> _Task_: Give the listing again character for character, but drop the images.
┌────────
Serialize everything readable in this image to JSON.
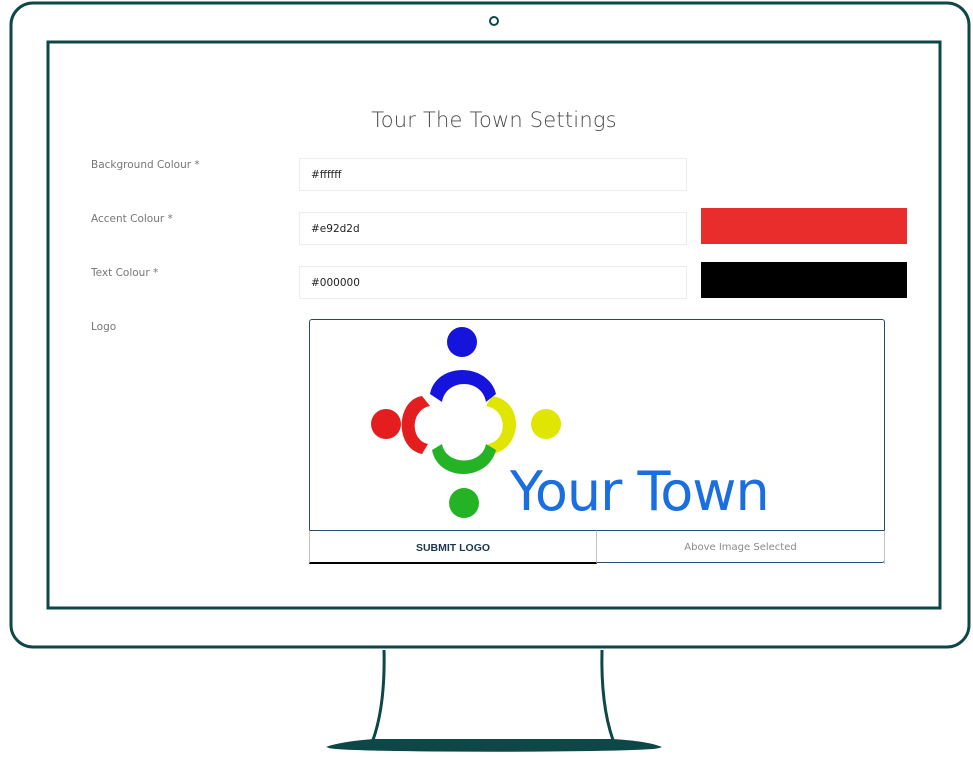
{
  "page": {
    "title": "Tour The Town Settings"
  },
  "fields": {
    "background": {
      "label": "Background Colour *",
      "value": "#ffffff"
    },
    "accent": {
      "label": "Accent Colour *",
      "value": "#e92d2d",
      "swatch_color": "#e92d2d"
    },
    "text": {
      "label": "Text Colour *",
      "value": "#000000",
      "swatch_color": "#000000"
    }
  },
  "logo": {
    "label": "Logo",
    "image_text": "Your Town",
    "submit_label": "SUBMIT LOGO",
    "status": "Above Image Selected",
    "figure_colors": [
      "#1414dc",
      "#e0e600",
      "#24b324",
      "#e41e1e"
    ]
  },
  "colors": {
    "frame": "#0d4747"
  }
}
└────────
> _Worked solution_:
Serialize everything readable in this image to JSON.
{
  "page": {
    "title": "Tour The Town Settings"
  },
  "fields": {
    "background": {
      "label": "Background Colour *",
      "value": "#ffffff"
    },
    "accent": {
      "label": "Accent Colour *",
      "value": "#e92d2d",
      "swatch_color": "#e92d2d"
    },
    "text": {
      "label": "Text Colour *",
      "value": "#000000",
      "swatch_color": "#000000"
    }
  },
  "logo": {
    "label": "Logo",
    "image_text": "Your Town",
    "submit_label": "SUBMIT LOGO",
    "status": "Above Image Selected",
    "figure_colors": [
      "#1414dc",
      "#e0e600",
      "#24b324",
      "#e41e1e"
    ]
  },
  "colors": {
    "frame": "#0d4747"
  }
}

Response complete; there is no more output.